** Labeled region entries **
■ ■ ■ ■ ■

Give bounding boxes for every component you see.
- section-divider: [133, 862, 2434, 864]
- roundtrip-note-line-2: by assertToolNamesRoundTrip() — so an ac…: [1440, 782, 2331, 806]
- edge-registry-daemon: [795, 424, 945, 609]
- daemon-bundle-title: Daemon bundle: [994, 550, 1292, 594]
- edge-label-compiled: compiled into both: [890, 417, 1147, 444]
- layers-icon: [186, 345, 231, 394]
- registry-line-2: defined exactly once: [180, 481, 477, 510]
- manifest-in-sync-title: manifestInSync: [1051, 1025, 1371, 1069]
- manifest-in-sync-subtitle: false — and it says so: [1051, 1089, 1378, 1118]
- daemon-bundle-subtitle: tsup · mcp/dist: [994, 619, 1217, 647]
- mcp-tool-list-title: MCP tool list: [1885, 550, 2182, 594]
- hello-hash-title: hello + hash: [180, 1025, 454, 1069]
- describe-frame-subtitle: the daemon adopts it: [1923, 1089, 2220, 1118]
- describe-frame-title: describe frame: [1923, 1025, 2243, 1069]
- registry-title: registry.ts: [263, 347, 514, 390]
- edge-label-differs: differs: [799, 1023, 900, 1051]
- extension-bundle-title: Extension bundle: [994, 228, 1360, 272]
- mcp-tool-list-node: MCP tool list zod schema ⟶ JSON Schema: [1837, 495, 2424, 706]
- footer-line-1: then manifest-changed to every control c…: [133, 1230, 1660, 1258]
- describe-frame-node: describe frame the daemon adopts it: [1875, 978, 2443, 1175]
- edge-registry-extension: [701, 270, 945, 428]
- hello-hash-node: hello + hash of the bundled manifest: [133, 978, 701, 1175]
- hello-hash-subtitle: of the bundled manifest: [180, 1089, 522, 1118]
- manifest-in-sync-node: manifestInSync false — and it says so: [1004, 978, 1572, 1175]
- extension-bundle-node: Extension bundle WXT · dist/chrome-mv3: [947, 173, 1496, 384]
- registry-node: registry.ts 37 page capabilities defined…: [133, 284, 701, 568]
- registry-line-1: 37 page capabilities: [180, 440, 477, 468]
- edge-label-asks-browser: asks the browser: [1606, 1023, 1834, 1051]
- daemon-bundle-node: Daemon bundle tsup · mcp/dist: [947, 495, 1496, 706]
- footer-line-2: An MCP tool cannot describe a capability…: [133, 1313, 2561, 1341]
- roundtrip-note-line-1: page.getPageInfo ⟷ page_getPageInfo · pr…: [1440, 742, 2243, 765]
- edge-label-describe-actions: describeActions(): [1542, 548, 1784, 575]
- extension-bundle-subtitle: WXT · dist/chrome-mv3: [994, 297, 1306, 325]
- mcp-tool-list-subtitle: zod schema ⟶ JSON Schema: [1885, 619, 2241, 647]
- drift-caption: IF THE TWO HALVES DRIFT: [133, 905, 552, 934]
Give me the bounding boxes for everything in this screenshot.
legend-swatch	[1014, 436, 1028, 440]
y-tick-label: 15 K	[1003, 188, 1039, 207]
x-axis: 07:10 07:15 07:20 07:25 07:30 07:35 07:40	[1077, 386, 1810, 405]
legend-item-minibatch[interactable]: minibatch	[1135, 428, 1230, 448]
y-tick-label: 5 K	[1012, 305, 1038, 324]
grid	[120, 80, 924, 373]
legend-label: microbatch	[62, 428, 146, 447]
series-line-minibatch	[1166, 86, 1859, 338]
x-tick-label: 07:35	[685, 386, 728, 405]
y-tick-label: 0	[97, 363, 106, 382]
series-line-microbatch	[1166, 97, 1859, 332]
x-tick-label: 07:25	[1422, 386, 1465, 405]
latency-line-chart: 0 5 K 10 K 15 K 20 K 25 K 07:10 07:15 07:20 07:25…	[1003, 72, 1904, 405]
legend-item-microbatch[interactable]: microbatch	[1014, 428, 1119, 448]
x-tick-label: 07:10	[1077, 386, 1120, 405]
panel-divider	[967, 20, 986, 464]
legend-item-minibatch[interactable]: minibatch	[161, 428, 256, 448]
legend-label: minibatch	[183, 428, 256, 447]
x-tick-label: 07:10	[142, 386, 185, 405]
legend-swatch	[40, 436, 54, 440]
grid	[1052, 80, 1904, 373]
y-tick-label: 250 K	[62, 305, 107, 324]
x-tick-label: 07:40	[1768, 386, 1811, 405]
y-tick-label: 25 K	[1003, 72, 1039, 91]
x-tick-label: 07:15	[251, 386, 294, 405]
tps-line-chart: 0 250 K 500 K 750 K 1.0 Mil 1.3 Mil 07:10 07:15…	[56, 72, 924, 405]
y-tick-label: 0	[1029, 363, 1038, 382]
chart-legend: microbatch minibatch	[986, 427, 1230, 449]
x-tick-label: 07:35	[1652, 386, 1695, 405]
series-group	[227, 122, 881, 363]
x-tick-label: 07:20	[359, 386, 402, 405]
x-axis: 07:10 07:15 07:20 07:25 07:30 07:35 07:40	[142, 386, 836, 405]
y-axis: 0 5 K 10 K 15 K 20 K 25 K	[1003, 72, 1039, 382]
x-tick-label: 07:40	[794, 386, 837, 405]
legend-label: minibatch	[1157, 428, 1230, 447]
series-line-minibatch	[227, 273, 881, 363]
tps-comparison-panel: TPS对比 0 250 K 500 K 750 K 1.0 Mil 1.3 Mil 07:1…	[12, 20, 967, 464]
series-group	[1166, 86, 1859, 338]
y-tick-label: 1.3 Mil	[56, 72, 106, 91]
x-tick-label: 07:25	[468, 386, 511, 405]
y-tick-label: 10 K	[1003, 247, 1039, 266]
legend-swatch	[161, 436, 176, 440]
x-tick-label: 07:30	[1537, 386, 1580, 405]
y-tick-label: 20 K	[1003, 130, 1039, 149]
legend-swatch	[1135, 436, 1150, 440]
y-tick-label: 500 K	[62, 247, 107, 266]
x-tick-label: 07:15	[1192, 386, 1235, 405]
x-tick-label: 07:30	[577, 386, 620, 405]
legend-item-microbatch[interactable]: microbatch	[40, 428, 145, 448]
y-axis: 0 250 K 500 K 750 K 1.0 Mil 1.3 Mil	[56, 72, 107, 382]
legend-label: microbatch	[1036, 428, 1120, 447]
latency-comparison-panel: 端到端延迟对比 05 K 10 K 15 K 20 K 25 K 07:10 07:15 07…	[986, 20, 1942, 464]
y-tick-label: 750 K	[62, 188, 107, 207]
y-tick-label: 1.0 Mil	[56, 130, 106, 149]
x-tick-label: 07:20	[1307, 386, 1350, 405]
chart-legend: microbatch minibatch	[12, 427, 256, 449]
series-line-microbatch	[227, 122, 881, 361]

■ ■ ■ ■ ■

** Given exercise **
Format every line of the items above as a JSON list of strings, one string per line, leaving out blank lines.

** Answer to this problem **
[
  "Give bounding boxes for every component you see.",
  "- section-divider: [133, 862, 2434, 864]",
  "- roundtrip-note-line-2: by assertToolNamesRoundTrip() — so an ac…: [1440, 782, 2331, 806]",
  "- edge-registry-daemon: [795, 424, 945, 609]",
  "- daemon-bundle-title: Daemon bundle: [994, 550, 1292, 594]",
  "- edge-label-compiled: compiled into both: [890, 417, 1147, 444]",
  "- layers-icon: [186, 345, 231, 394]",
  "- registry-line-2: defined exactly once: [180, 481, 477, 510]",
  "- manifest-in-sync-title: manifestInSync: [1051, 1025, 1371, 1069]",
  "- manifest-in-sync-subtitle: false — and it says so: [1051, 1089, 1378, 1118]",
  "- daemon-bundle-subtitle: tsup · mcp/dist: [994, 619, 1217, 647]",
  "- mcp-tool-list-title: MCP tool list: [1885, 550, 2182, 594]",
  "- hello-hash-title: hello + hash: [180, 1025, 454, 1069]",
  "- describe-frame-subtitle: the daemon adopts it: [1923, 1089, 2220, 1118]",
  "- describe-frame-title: describe frame: [1923, 1025, 2243, 1069]",
  "- registry-title: registry.ts: [263, 347, 514, 390]",
  "- edge-label-differs: differs: [799, 1023, 900, 1051]",
  "- extension-bundle-title: Extension bundle: [994, 228, 1360, 272]",
  "- mcp-tool-list-node: MCP tool list zod schema ⟶ JSON Schema: [1837, 495, 2424, 706]",
  "- footer-line-1: then manifest-changed to every control c…: [133, 1230, 1660, 1258]",
  "- describe-frame-node: describe frame the daemon adopts it: [1875, 978, 2443, 1175]",
  "- edge-registry-extension: [701, 270, 945, 428]",
  "- hello-hash-node: hello + hash of the bundled manifest: [133, 978, 701, 1175]",
  "- hello-hash-subtitle: of the bundled manifest: [180, 1089, 522, 1118]",
  "- manifest-in-sync-node: manifestInSync false — and it says so: [1004, 978, 1572, 1175]",
  "- extension-bundle-node: Extension bundle WXT · dist/chrome-mv3: [947, 173, 1496, 384]",
  "- registry-node: registry.ts 37 page capabilities defined…: [133, 284, 701, 568]",
  "- registry-line-1: 37 page capabilities: [180, 440, 477, 468]",
  "- edge-label-asks-browser: asks the browser: [1606, 1023, 1834, 1051]",
  "- daemon-bundle-node: Daemon bundle tsup · mcp/dist: [947, 495, 1496, 706]",
  "- footer-line-2: An MCP tool cannot describe a capability…: [133, 1313, 2561, 1341]",
  "- roundtrip-note-line-1: page.getPageInfo ⟷ page_getPageInfo · pr…: [1440, 742, 2243, 765]",
  "- edge-label-describe-actions: describeActions(): [1542, 548, 1784, 575]",
  "- extension-bundle-subtitle: WXT · dist/chrome-mv3: [994, 297, 1306, 325]",
  "- mcp-tool-list-subtitle: zod schema ⟶ JSON Schema: [1885, 619, 2241, 647]",
  "- drift-caption: IF THE TWO HALVES DRIFT: [133, 905, 552, 934]",
  "Give me the bounding boxes for everything in this screenshot.",
  "legend-swatch\t[1014, 436, 1028, 440]",
  "y-tick-label: 15 K\t[1003, 188, 1039, 207]",
  "x-axis: 07:10 07:15 07:20 07:25 07:30 07:35 07:40\t[1077, 386, 1810, 405]",
  "legend-item-minibatch[interactable]: minibatch\t[1135, 428, 1230, 448]",
  "y-tick-label: 5 K\t[1012, 305, 1038, 324]",
  "grid\t[120, 80, 924, 373]",
  "legend-label: microbatch\t[62, 428, 146, 447]",
  "series-line-minibatch\t[1166, 86, 1859, 338]",
  "x-tick-label: 07:35\t[685, 386, 728, 405]",
  "y-tick-label: 0\t[97, 363, 106, 382]",
  "series-line-microbatch\t[1166, 97, 1859, 332]",
  "x-tick-label: 07:25\t[1422, 386, 1465, 405]",
  "latency-line-chart: 0 5 K 10 K 15 K 20 K 25 K 07:10 07:15 07:20 07:25…\t[1003, 72, 1904, 405]",
  "legend-item-microbatch[interactable]: microbatch\t[1014, 428, 1119, 448]",
  "x-tick-label: 07:10\t[1077, 386, 1120, 405]",
  "panel-divider\t[967, 20, 986, 464]",
  "legend-item-minibatch[interactable]: minibatch\t[161, 428, 256, 448]",
  "legend-label: minibatch\t[183, 428, 256, 447]",
  "x-tick-label: 07:10\t[142, 386, 185, 405]",
  "legend-swatch\t[40, 436, 54, 440]",
  "grid\t[1052, 80, 1904, 373]",
  "y-tick-label: 250 K\t[62, 305, 107, 324]",
  "x-tick-label: 07:40\t[1768, 386, 1811, 405]",
  "y-tick-label: 25 K\t[1003, 72, 1039, 91]",
  "x-tick-label: 07:15\t[251, 386, 294, 405]",
  "tps-line-chart: 0 250 K 500 K 750 K 1.0 Mil 1.3 Mil 07:10 07:15…\t[56, 72, 924, 405]",
  "y-tick-label: 0\t[1029, 363, 1038, 382]",
  "chart-legend: microbatch minibatch\t[986, 427, 1230, 449]",
  "x-tick-label: 07:35\t[1652, 386, 1695, 405]",
  "series-group\t[227, 122, 881, 363]",
  "x-tick-label: 07:20\t[359, 386, 402, 405]",
  "x-axis: 07:10 07:15 07:20 07:25 07:30 07:35 07:40\t[142, 386, 836, 405]",
  "y-axis: 0 5 K 10 K 15 K 20 K 25 K\t[1003, 72, 1039, 382]",
  "x-tick-label: 07:40\t[794, 386, 837, 405]",
  "legend-label: minibatch\t[1157, 428, 1230, 447]",
  "series-line-minibatch\t[227, 273, 881, 363]",
  "tps-comparison-panel: TPS对比 0 250 K 500 K 750 K 1.0 Mil 1.3 Mil 07:1…\t[12, 20, 967, 464]",
  "series-group\t[1166, 86, 1859, 338]",
  "y-tick-label: 1.3 Mil\t[56, 72, 106, 91]",
  "x-tick-label: 07:25\t[468, 386, 511, 405]",
  "y-tick-label: 10 K\t[1003, 247, 1039, 266]",
  "legend-swatch\t[161, 436, 176, 440]",
  "x-tick-label: 07:30\t[1537, 386, 1580, 405]",
  "y-tick-label: 20 K\t[1003, 130, 1039, 149]",
  "legend-swatch\t[1135, 436, 1150, 440]",
  "y-tick-label: 500 K\t[62, 247, 107, 266]",
  "x-tick-label: 07:15\t[1192, 386, 1235, 405]",
  "x-tick-label: 07:30\t[577, 386, 620, 405]",
  "legend-item-microbatch[interactable]: microbatch\t[40, 428, 145, 448]",
  "y-axis: 0 250 K 500 K 750 K 1.0 Mil 1.3 Mil\t[56, 72, 107, 382]",
  "legend-label: microbatch\t[1036, 428, 1120, 447]",
  "latency-comparison-panel: 端到端延迟对比 05 K 10 K 15 K 20 K 25 K 07:10 07:15 07…\t[986, 20, 1942, 464]",
  "y-tick-label: 750 K\t[62, 188, 107, 207]",
  "y-tick-label: 1.0 Mil\t[56, 130, 106, 149]",
  "x-tick-label: 07:20\t[1307, 386, 1350, 405]",
  "chart-legend: microbatch minibatch\t[12, 427, 256, 449]",
  "series-line-microbatch\t[227, 122, 881, 361]"
]